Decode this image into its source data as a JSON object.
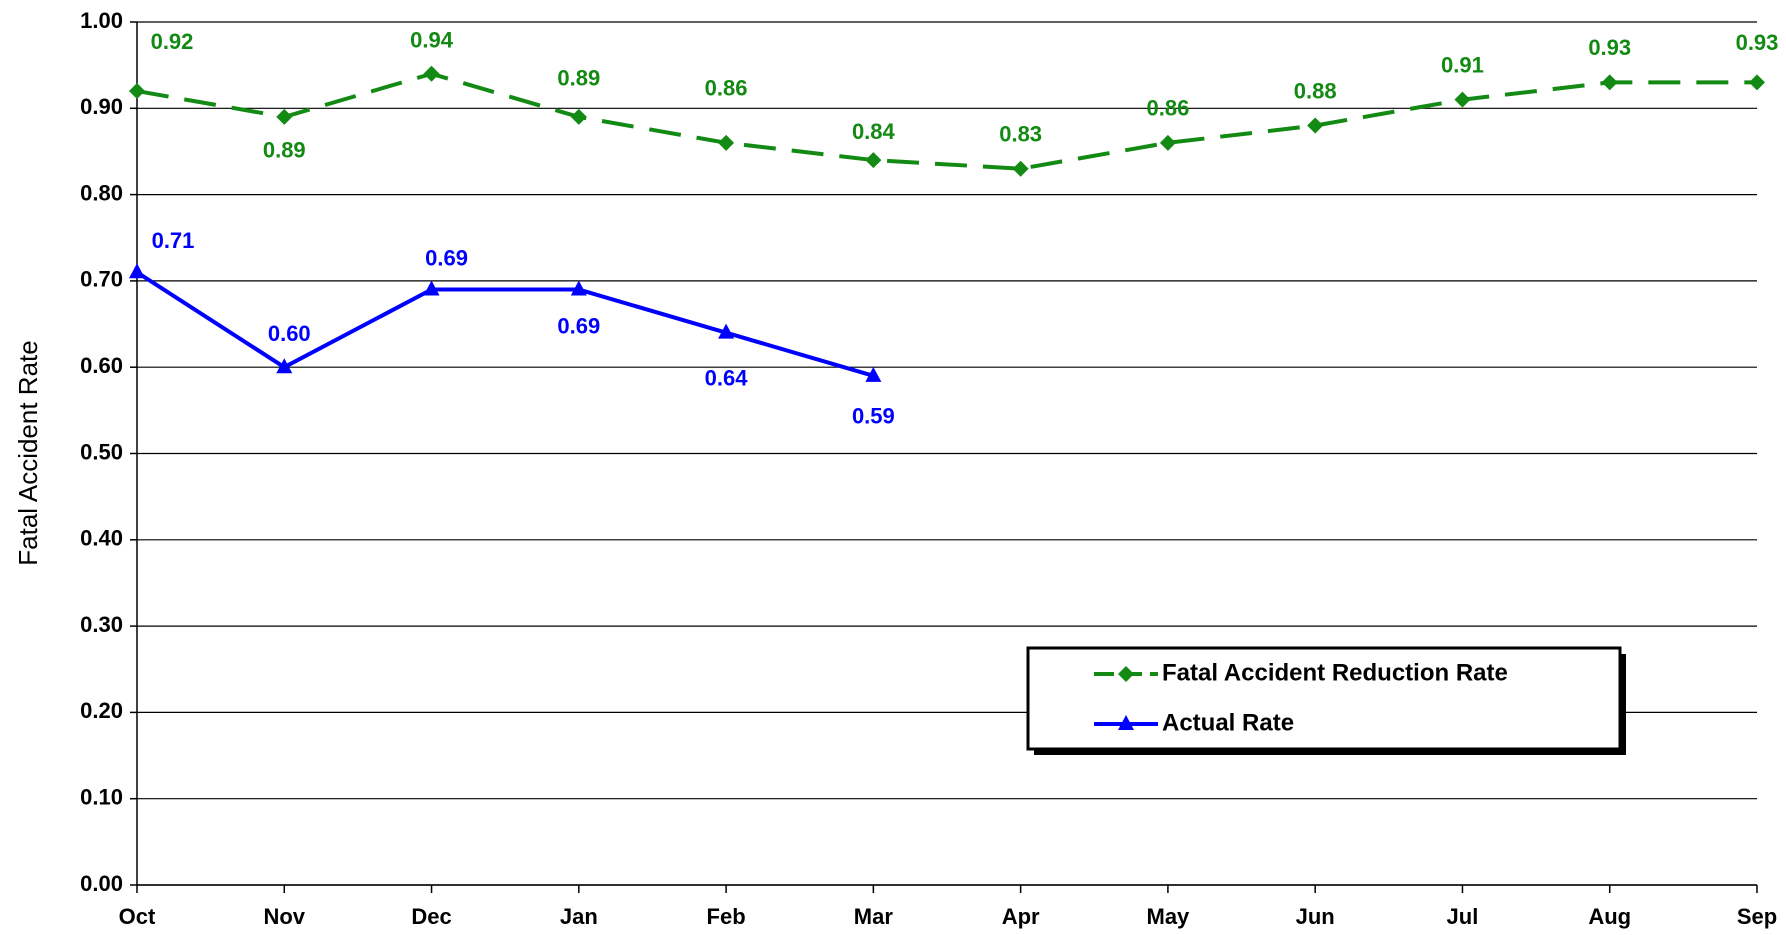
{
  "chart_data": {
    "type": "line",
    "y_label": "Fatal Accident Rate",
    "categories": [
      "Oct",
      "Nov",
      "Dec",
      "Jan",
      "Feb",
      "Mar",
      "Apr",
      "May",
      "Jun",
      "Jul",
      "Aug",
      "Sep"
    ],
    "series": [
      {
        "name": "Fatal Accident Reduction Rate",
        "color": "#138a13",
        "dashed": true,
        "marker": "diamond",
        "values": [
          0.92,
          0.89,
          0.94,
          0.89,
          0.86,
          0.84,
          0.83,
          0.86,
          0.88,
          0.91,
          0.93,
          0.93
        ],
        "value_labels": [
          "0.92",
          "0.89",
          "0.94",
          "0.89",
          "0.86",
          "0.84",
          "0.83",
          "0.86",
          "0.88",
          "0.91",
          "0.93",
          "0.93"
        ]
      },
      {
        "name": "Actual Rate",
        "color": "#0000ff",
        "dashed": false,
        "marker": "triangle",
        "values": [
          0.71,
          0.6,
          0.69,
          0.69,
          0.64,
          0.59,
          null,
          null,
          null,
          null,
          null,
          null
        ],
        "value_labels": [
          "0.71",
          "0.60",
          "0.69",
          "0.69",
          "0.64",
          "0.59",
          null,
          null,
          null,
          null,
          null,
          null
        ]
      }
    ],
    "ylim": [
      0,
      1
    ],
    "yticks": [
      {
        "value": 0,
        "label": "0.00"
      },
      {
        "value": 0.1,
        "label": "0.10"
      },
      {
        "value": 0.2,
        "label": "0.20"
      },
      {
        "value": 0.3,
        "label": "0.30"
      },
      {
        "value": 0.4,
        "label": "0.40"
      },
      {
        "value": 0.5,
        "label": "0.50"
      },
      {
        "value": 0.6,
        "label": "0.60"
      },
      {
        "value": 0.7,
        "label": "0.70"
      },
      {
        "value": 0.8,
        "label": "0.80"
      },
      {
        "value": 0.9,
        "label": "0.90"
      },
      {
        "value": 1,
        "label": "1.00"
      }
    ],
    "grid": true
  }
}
___
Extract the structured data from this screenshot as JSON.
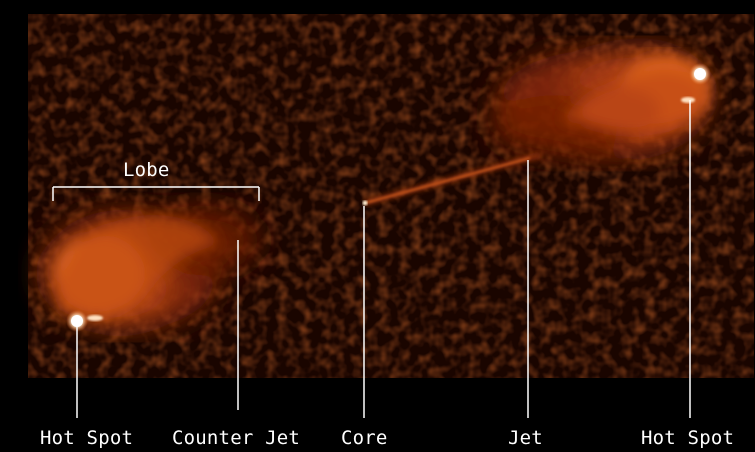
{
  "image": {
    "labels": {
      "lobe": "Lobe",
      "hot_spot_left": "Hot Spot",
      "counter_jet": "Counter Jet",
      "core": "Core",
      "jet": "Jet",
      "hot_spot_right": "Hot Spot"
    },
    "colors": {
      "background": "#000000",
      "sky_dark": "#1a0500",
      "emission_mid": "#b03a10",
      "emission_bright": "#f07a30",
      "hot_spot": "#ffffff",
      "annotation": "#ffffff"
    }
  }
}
___
*Stated task*.
Pull out all lines from the entries above in which the word "Accident" appears.

*Written response*.
    "y_label": "Fatal Accident Rate",
        "name": "Fatal Accident Reduction Rate",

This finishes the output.